▸ SUPPLIED RECORDS
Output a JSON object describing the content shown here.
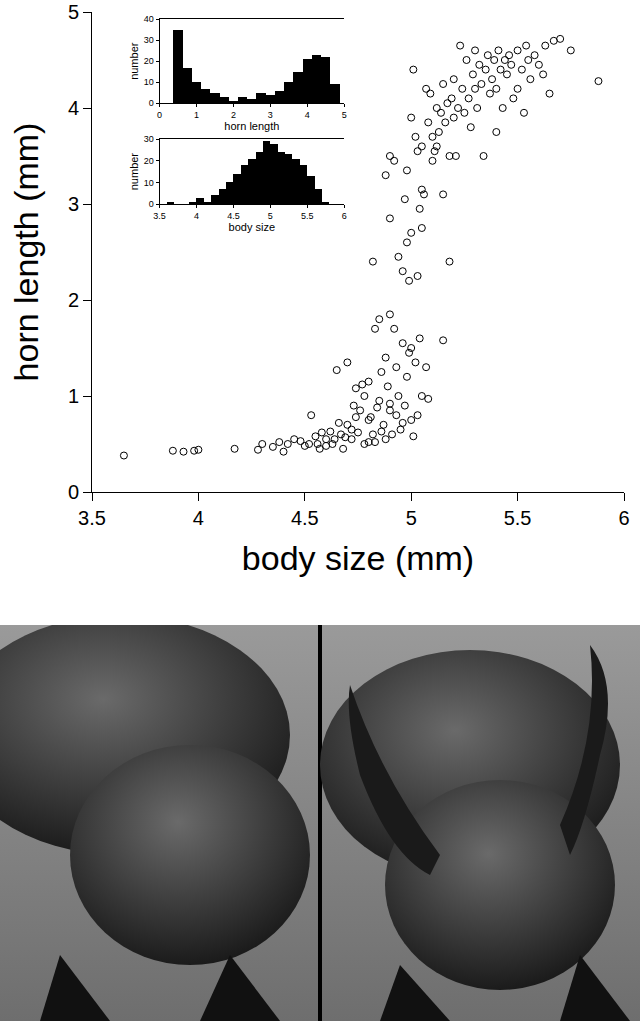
{
  "chart_data": [
    {
      "type": "scatter",
      "xlabel": "body size (mm)",
      "ylabel": "horn length (mm)",
      "x": [
        3.65,
        3.88,
        3.93,
        3.98,
        4.0,
        4.17,
        4.28,
        4.3,
        4.35,
        4.38,
        4.4,
        4.42,
        4.45,
        4.48,
        4.52,
        4.53,
        4.55,
        4.57,
        4.58,
        4.6,
        4.62,
        4.63,
        4.65,
        4.67,
        4.68,
        4.7,
        4.7,
        4.72,
        4.73,
        4.74,
        4.75,
        4.76,
        4.78,
        4.78,
        4.8,
        4.8,
        4.82,
        4.83,
        4.83,
        4.85,
        4.85,
        4.86,
        4.87,
        4.88,
        4.88,
        4.9,
        4.9,
        4.92,
        4.93,
        4.94,
        4.95,
        4.96,
        4.97,
        4.98,
        5.0,
        5.0,
        5.02,
        5.03,
        5.05,
        5.07,
        5.08,
        5.15,
        4.6,
        4.66,
        4.69,
        4.72,
        4.77,
        4.81,
        4.84,
        4.89,
        4.91,
        4.93,
        4.99,
        5.01,
        5.04,
        4.96,
        4.9,
        4.86,
        4.8,
        4.74,
        4.64,
        4.56,
        4.5,
        4.82,
        4.88,
        4.9,
        4.9,
        4.92,
        4.94,
        4.96,
        4.97,
        4.98,
        4.98,
        4.99,
        5.0,
        5.0,
        5.01,
        5.02,
        5.03,
        5.03,
        5.04,
        5.05,
        5.05,
        5.06,
        5.07,
        5.08,
        5.09,
        5.1,
        5.11,
        5.12,
        5.13,
        5.14,
        5.15,
        5.15,
        5.16,
        5.17,
        5.18,
        5.18,
        5.19,
        5.2,
        5.2,
        5.21,
        5.22,
        5.23,
        5.24,
        5.25,
        5.26,
        5.27,
        5.28,
        5.29,
        5.3,
        5.3,
        5.31,
        5.32,
        5.33,
        5.34,
        5.35,
        5.36,
        5.37,
        5.38,
        5.39,
        5.4,
        5.4,
        5.41,
        5.42,
        5.43,
        5.44,
        5.45,
        5.46,
        5.47,
        5.48,
        5.5,
        5.5,
        5.52,
        5.53,
        5.54,
        5.55,
        5.56,
        5.58,
        5.6,
        5.62,
        5.63,
        5.65,
        5.67,
        5.7,
        5.75,
        5.88,
        5.1,
        5.05,
        5.12
      ],
      "values": [
        0.38,
        0.43,
        0.42,
        0.43,
        0.44,
        0.45,
        0.44,
        0.5,
        0.47,
        0.52,
        0.42,
        0.5,
        0.55,
        0.53,
        0.5,
        0.8,
        0.58,
        0.45,
        0.62,
        0.55,
        0.63,
        0.5,
        1.27,
        0.6,
        0.45,
        1.35,
        0.7,
        0.55,
        0.9,
        1.08,
        0.62,
        0.85,
        0.5,
        1.0,
        0.75,
        1.15,
        0.6,
        1.7,
        0.52,
        1.8,
        0.95,
        1.25,
        0.7,
        1.4,
        0.55,
        1.85,
        0.85,
        1.7,
        1.3,
        1.0,
        0.65,
        1.55,
        0.9,
        1.2,
        1.5,
        0.75,
        1.35,
        0.8,
        1.0,
        1.3,
        0.97,
        1.58,
        0.48,
        0.72,
        0.57,
        0.65,
        1.12,
        0.78,
        0.88,
        1.1,
        0.6,
        0.8,
        1.45,
        0.58,
        1.6,
        0.72,
        0.92,
        0.63,
        0.52,
        0.78,
        0.55,
        0.5,
        0.48,
        2.4,
        3.3,
        3.5,
        2.85,
        3.45,
        2.45,
        2.3,
        3.05,
        2.6,
        3.35,
        2.2,
        3.9,
        2.7,
        4.4,
        3.7,
        3.55,
        2.25,
        2.95,
        3.6,
        2.75,
        3.1,
        4.2,
        3.85,
        4.15,
        3.7,
        3.55,
        4.0,
        3.75,
        3.95,
        3.1,
        4.25,
        3.85,
        4.05,
        2.4,
        3.5,
        4.1,
        3.9,
        4.3,
        3.5,
        4.0,
        4.65,
        4.2,
        3.95,
        4.5,
        4.1,
        3.8,
        4.35,
        4.2,
        4.6,
        4.0,
        4.45,
        4.25,
        3.5,
        4.4,
        4.55,
        4.15,
        4.3,
        4.5,
        3.75,
        4.2,
        4.6,
        4.4,
        4.0,
        4.5,
        4.35,
        4.55,
        4.45,
        4.1,
        4.2,
        4.6,
        4.4,
        3.95,
        4.65,
        4.5,
        4.3,
        4.55,
        4.45,
        4.35,
        4.65,
        4.15,
        4.7,
        4.72,
        4.6,
        4.28,
        3.45,
        3.15,
        3.6
      ],
      "marker": "open circle",
      "color": "#000000",
      "xlim": [
        3.5,
        6
      ],
      "xticks": [
        3.5,
        4,
        4.5,
        5,
        5.5,
        6
      ],
      "ylim": [
        0,
        5
      ],
      "yticks": [
        0,
        1,
        2,
        3,
        4,
        5
      ],
      "grid": false
    },
    {
      "type": "histogram",
      "xlabel": "horn length",
      "ylabel": "number",
      "bins": [
        0.375,
        0.625,
        0.875,
        1.125,
        1.375,
        1.625,
        1.875,
        2.125,
        2.375,
        2.625,
        2.875,
        3.125,
        3.375,
        3.625,
        3.875,
        4.125,
        4.375,
        4.625,
        4.875
      ],
      "counts": [
        35,
        17,
        10,
        7,
        5,
        3,
        1,
        3,
        2,
        5,
        4,
        6,
        10,
        15,
        21,
        23,
        22,
        9
      ],
      "color": "#000000",
      "xlim": [
        0,
        5
      ],
      "xticks": [
        0,
        1,
        2,
        3,
        4,
        5
      ],
      "ylim": [
        0,
        40
      ],
      "yticks": [
        0,
        10,
        20,
        30,
        40
      ],
      "grid": false
    },
    {
      "type": "histogram",
      "xlabel": "body size",
      "ylabel": "number",
      "bins": [
        3.6,
        3.7,
        3.8,
        3.9,
        4.0,
        4.1,
        4.2,
        4.3,
        4.4,
        4.5,
        4.6,
        4.7,
        4.8,
        4.9,
        5.0,
        5.1,
        5.2,
        5.3,
        5.4,
        5.5,
        5.6,
        5.7,
        5.8
      ],
      "counts": [
        1,
        0,
        0,
        1,
        3,
        1,
        4,
        7,
        10,
        14,
        18,
        21,
        24,
        29,
        28,
        24,
        23,
        21,
        18,
        13,
        7,
        1
      ],
      "color": "#000000",
      "xlim": [
        3.5,
        6
      ],
      "xticks": [
        3.5,
        4,
        4.5,
        5,
        5.5,
        6
      ],
      "ylim": [
        0,
        30
      ],
      "yticks": [
        0,
        10,
        20,
        30
      ],
      "grid": false
    }
  ]
}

▸ WHAT YOU HAVE TO DO
Give the data again exactly as written, with all pictures left out.

▸ RESULT FOR THIS EXERCISE
Output a JSON object describing the content shown here.
{
  "chart_data": [
    {
      "type": "scatter",
      "xlabel": "body size (mm)",
      "ylabel": "horn length (mm)",
      "x": [
        3.65,
        3.88,
        3.93,
        3.98,
        4.0,
        4.17,
        4.28,
        4.3,
        4.35,
        4.38,
        4.4,
        4.42,
        4.45,
        4.48,
        4.52,
        4.53,
        4.55,
        4.57,
        4.58,
        4.6,
        4.62,
        4.63,
        4.65,
        4.67,
        4.68,
        4.7,
        4.7,
        4.72,
        4.73,
        4.74,
        4.75,
        4.76,
        4.78,
        4.78,
        4.8,
        4.8,
        4.82,
        4.83,
        4.83,
        4.85,
        4.85,
        4.86,
        4.87,
        4.88,
        4.88,
        4.9,
        4.9,
        4.92,
        4.93,
        4.94,
        4.95,
        4.96,
        4.97,
        4.98,
        5.0,
        5.0,
        5.02,
        5.03,
        5.05,
        5.07,
        5.08,
        5.15,
        4.6,
        4.66,
        4.69,
        4.72,
        4.77,
        4.81,
        4.84,
        4.89,
        4.91,
        4.93,
        4.99,
        5.01,
        5.04,
        4.96,
        4.9,
        4.86,
        4.8,
        4.74,
        4.64,
        4.56,
        4.5,
        4.82,
        4.88,
        4.9,
        4.9,
        4.92,
        4.94,
        4.96,
        4.97,
        4.98,
        4.98,
        4.99,
        5.0,
        5.0,
        5.01,
        5.02,
        5.03,
        5.03,
        5.04,
        5.05,
        5.05,
        5.06,
        5.07,
        5.08,
        5.09,
        5.1,
        5.11,
        5.12,
        5.13,
        5.14,
        5.15,
        5.15,
        5.16,
        5.17,
        5.18,
        5.18,
        5.19,
        5.2,
        5.2,
        5.21,
        5.22,
        5.23,
        5.24,
        5.25,
        5.26,
        5.27,
        5.28,
        5.29,
        5.3,
        5.3,
        5.31,
        5.32,
        5.33,
        5.34,
        5.35,
        5.36,
        5.37,
        5.38,
        5.39,
        5.4,
        5.4,
        5.41,
        5.42,
        5.43,
        5.44,
        5.45,
        5.46,
        5.47,
        5.48,
        5.5,
        5.5,
        5.52,
        5.53,
        5.54,
        5.55,
        5.56,
        5.58,
        5.6,
        5.62,
        5.63,
        5.65,
        5.67,
        5.7,
        5.75,
        5.88,
        5.1,
        5.05,
        5.12
      ],
      "values": [
        0.38,
        0.43,
        0.42,
        0.43,
        0.44,
        0.45,
        0.44,
        0.5,
        0.47,
        0.52,
        0.42,
        0.5,
        0.55,
        0.53,
        0.5,
        0.8,
        0.58,
        0.45,
        0.62,
        0.55,
        0.63,
        0.5,
        1.27,
        0.6,
        0.45,
        1.35,
        0.7,
        0.55,
        0.9,
        1.08,
        0.62,
        0.85,
        0.5,
        1.0,
        0.75,
        1.15,
        0.6,
        1.7,
        0.52,
        1.8,
        0.95,
        1.25,
        0.7,
        1.4,
        0.55,
        1.85,
        0.85,
        1.7,
        1.3,
        1.0,
        0.65,
        1.55,
        0.9,
        1.2,
        1.5,
        0.75,
        1.35,
        0.8,
        1.0,
        1.3,
        0.97,
        1.58,
        0.48,
        0.72,
        0.57,
        0.65,
        1.12,
        0.78,
        0.88,
        1.1,
        0.6,
        0.8,
        1.45,
        0.58,
        1.6,
        0.72,
        0.92,
        0.63,
        0.52,
        0.78,
        0.55,
        0.5,
        0.48,
        2.4,
        3.3,
        3.5,
        2.85,
        3.45,
        2.45,
        2.3,
        3.05,
        2.6,
        3.35,
        2.2,
        3.9,
        2.7,
        4.4,
        3.7,
        3.55,
        2.25,
        2.95,
        3.6,
        2.75,
        3.1,
        4.2,
        3.85,
        4.15,
        3.7,
        3.55,
        4.0,
        3.75,
        3.95,
        3.1,
        4.25,
        3.85,
        4.05,
        2.4,
        3.5,
        4.1,
        3.9,
        4.3,
        3.5,
        4.0,
        4.65,
        4.2,
        3.95,
        4.5,
        4.1,
        3.8,
        4.35,
        4.2,
        4.6,
        4.0,
        4.45,
        4.25,
        3.5,
        4.4,
        4.55,
        4.15,
        4.3,
        4.5,
        3.75,
        4.2,
        4.6,
        4.4,
        4.0,
        4.5,
        4.35,
        4.55,
        4.45,
        4.1,
        4.2,
        4.6,
        4.4,
        3.95,
        4.65,
        4.5,
        4.3,
        4.55,
        4.45,
        4.35,
        4.65,
        4.15,
        4.7,
        4.72,
        4.6,
        4.28,
        3.45,
        3.15,
        3.6
      ],
      "marker": "open circle",
      "color": "#000000",
      "xlim": [
        3.5,
        6
      ],
      "xticks": [
        3.5,
        4,
        4.5,
        5,
        5.5,
        6
      ],
      "ylim": [
        0,
        5
      ],
      "yticks": [
        0,
        1,
        2,
        3,
        4,
        5
      ],
      "grid": false
    },
    {
      "type": "histogram",
      "xlabel": "horn length",
      "ylabel": "number",
      "bins": [
        0.375,
        0.625,
        0.875,
        1.125,
        1.375,
        1.625,
        1.875,
        2.125,
        2.375,
        2.625,
        2.875,
        3.125,
        3.375,
        3.625,
        3.875,
        4.125,
        4.375,
        4.625,
        4.875
      ],
      "counts": [
        35,
        17,
        10,
        7,
        5,
        3,
        1,
        3,
        2,
        5,
        4,
        6,
        10,
        15,
        21,
        23,
        22,
        9
      ],
      "color": "#000000",
      "xlim": [
        0,
        5
      ],
      "xticks": [
        0,
        1,
        2,
        3,
        4,
        5
      ],
      "ylim": [
        0,
        40
      ],
      "yticks": [
        0,
        10,
        20,
        30,
        40
      ],
      "grid": false
    },
    {
      "type": "histogram",
      "xlabel": "body size",
      "ylabel": "number",
      "bins": [
        3.6,
        3.7,
        3.8,
        3.9,
        4.0,
        4.1,
        4.2,
        4.3,
        4.4,
        4.5,
        4.6,
        4.7,
        4.8,
        4.9,
        5.0,
        5.1,
        5.2,
        5.3,
        5.4,
        5.5,
        5.6,
        5.7,
        5.8
      ],
      "counts": [
        1,
        0,
        0,
        1,
        3,
        1,
        4,
        7,
        10,
        14,
        18,
        21,
        24,
        29,
        28,
        24,
        23,
        21,
        18,
        13,
        7,
        1
      ],
      "color": "#000000",
      "xlim": [
        3.5,
        6
      ],
      "xticks": [
        3.5,
        4,
        4.5,
        5,
        5.5,
        6
      ],
      "ylim": [
        0,
        30
      ],
      "yticks": [
        0,
        10,
        20,
        30
      ],
      "grid": false
    }
  ]
}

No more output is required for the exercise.